The request:
Answer with one number: the count of lines in the listing below that hold the word "Output".

Material provided:
= = = =

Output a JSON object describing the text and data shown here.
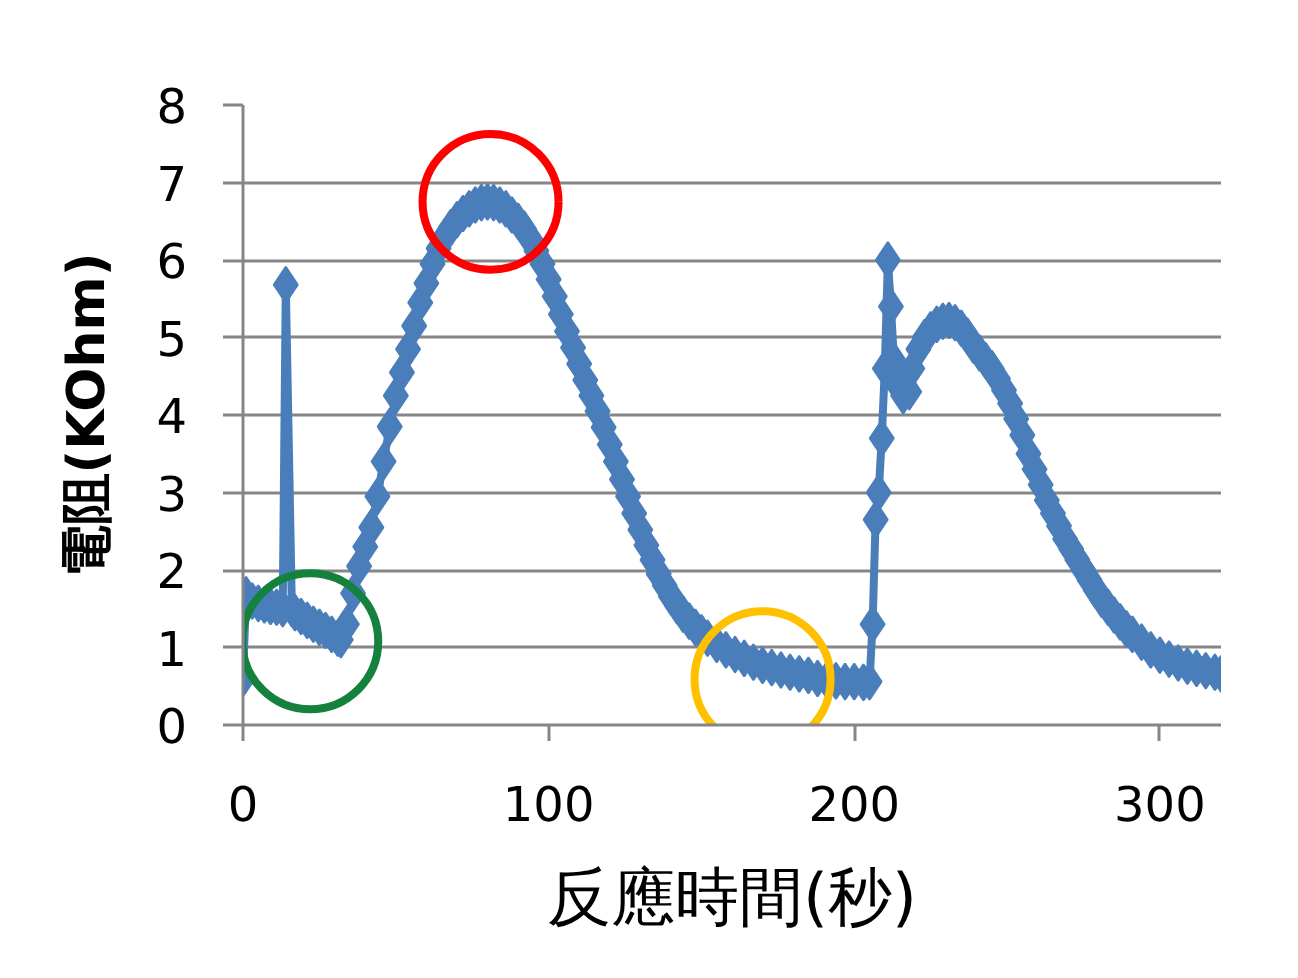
{
  "chart_data": {
    "type": "line",
    "xlabel": "反應時間(秒)",
    "ylabel": "電阻(KOhm)",
    "xlim": [
      0,
      320
    ],
    "xticks": [
      0,
      100,
      200,
      300
    ],
    "ylim": [
      0,
      8
    ],
    "yticks": [
      0,
      1,
      2,
      3,
      4,
      5,
      6,
      7,
      8
    ],
    "grid": "y",
    "marker": "diamond",
    "line_style": "solid",
    "series": [
      {
        "color": "#4a7ebb",
        "x": [
          0,
          1,
          3,
          5,
          7,
          9,
          11,
          13,
          14,
          16,
          17,
          19,
          21,
          23,
          25,
          27,
          29,
          31,
          32,
          34,
          36,
          38,
          40,
          42,
          44,
          46,
          48,
          50,
          52,
          54,
          56,
          58,
          60,
          62,
          64,
          66,
          68,
          70,
          72,
          74,
          76,
          78,
          80,
          82,
          84,
          86,
          88,
          90,
          92,
          94,
          96,
          98,
          100,
          102,
          104,
          106,
          108,
          110,
          112,
          114,
          116,
          118,
          120,
          122,
          124,
          126,
          128,
          130,
          132,
          134,
          136,
          138,
          140,
          142,
          144,
          146,
          148,
          150,
          152,
          155,
          158,
          161,
          164,
          167,
          170,
          173,
          176,
          179,
          182,
          185,
          188,
          191,
          194,
          197,
          200,
          203,
          205,
          206,
          207,
          208,
          209,
          210,
          211,
          212,
          213,
          214,
          216,
          218,
          219,
          221,
          223,
          225,
          227,
          229,
          231,
          233,
          235,
          237,
          239,
          241,
          243,
          245,
          247,
          249,
          251,
          253,
          255,
          257,
          259,
          261,
          263,
          265,
          267,
          269,
          271,
          273,
          275,
          277,
          279,
          281,
          283,
          285,
          287,
          289,
          291,
          294,
          297,
          300,
          303,
          306,
          309,
          312,
          315,
          318,
          320
        ],
        "values": [
          0.6,
          1.68,
          1.6,
          1.57,
          1.55,
          1.53,
          1.52,
          1.5,
          5.68,
          1.5,
          1.45,
          1.4,
          1.35,
          1.3,
          1.26,
          1.22,
          1.17,
          1.12,
          1.1,
          1.3,
          1.7,
          2.05,
          2.3,
          2.55,
          2.95,
          3.4,
          3.85,
          4.25,
          4.55,
          4.85,
          5.15,
          5.45,
          5.7,
          5.95,
          6.15,
          6.3,
          6.42,
          6.52,
          6.6,
          6.66,
          6.71,
          6.74,
          6.75,
          6.74,
          6.71,
          6.66,
          6.58,
          6.5,
          6.4,
          6.27,
          6.12,
          5.95,
          5.75,
          5.53,
          5.3,
          5.08,
          4.87,
          4.66,
          4.45,
          4.25,
          4.05,
          3.84,
          3.62,
          3.4,
          3.17,
          2.95,
          2.73,
          2.52,
          2.32,
          2.13,
          1.95,
          1.8,
          1.66,
          1.54,
          1.43,
          1.34,
          1.26,
          1.19,
          1.12,
          1.04,
          0.97,
          0.91,
          0.86,
          0.81,
          0.77,
          0.74,
          0.71,
          0.68,
          0.66,
          0.64,
          0.6,
          0.58,
          0.57,
          0.56,
          0.56,
          0.55,
          0.56,
          1.3,
          2.65,
          3.0,
          3.7,
          4.6,
          6.0,
          5.4,
          4.7,
          4.4,
          4.25,
          4.3,
          4.6,
          4.85,
          5.0,
          5.1,
          5.17,
          5.21,
          5.22,
          5.19,
          5.12,
          5.02,
          4.9,
          4.8,
          4.7,
          4.6,
          4.47,
          4.32,
          4.15,
          3.95,
          3.74,
          3.5,
          3.3,
          3.1,
          2.9,
          2.73,
          2.57,
          2.4,
          2.27,
          2.13,
          2.0,
          1.87,
          1.74,
          1.62,
          1.52,
          1.42,
          1.33,
          1.24,
          1.17,
          1.07,
          0.97,
          0.9,
          0.85,
          0.8,
          0.76,
          0.73,
          0.7,
          0.68,
          0.66
        ]
      },
      {
        "type": "scatter",
        "marker": "circle",
        "x": [
          22,
          81,
          170
        ],
        "values": [
          1.08,
          6.75,
          0.59
        ],
        "colors": [
          "#14823c",
          "#ff0000",
          "#ffc000"
        ]
      }
    ]
  }
}
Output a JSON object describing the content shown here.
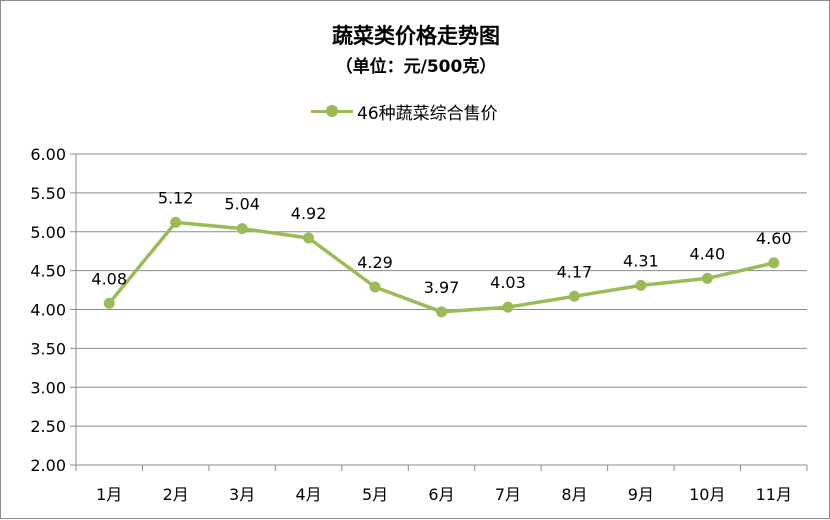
{
  "chart_data": {
    "type": "line",
    "title": "蔬菜类价格走势图",
    "subtitle": "（单位：元/500克）",
    "categories": [
      "1月",
      "2月",
      "3月",
      "4月",
      "5月",
      "6月",
      "7月",
      "8月",
      "9月",
      "10月",
      "11月"
    ],
    "series": [
      {
        "name": "46种蔬菜综合售价",
        "values": [
          4.08,
          5.12,
          5.04,
          4.92,
          4.29,
          3.97,
          4.03,
          4.17,
          4.31,
          4.4,
          4.6
        ],
        "labels": [
          "4.08",
          "5.12",
          "5.04",
          "4.92",
          "4.29",
          "3.97",
          "4.03",
          "4.17",
          "4.31",
          "4.40",
          "4.60"
        ],
        "color": "#9bbb59"
      }
    ],
    "yticks": [
      "2.00",
      "2.50",
      "3.00",
      "3.50",
      "4.00",
      "4.50",
      "5.00",
      "5.50",
      "6.00"
    ],
    "ylim": [
      2.0,
      6.0
    ],
    "grid": true,
    "legend": "top-center",
    "xlabel": "",
    "ylabel": ""
  }
}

= = = =

Answer in full:
2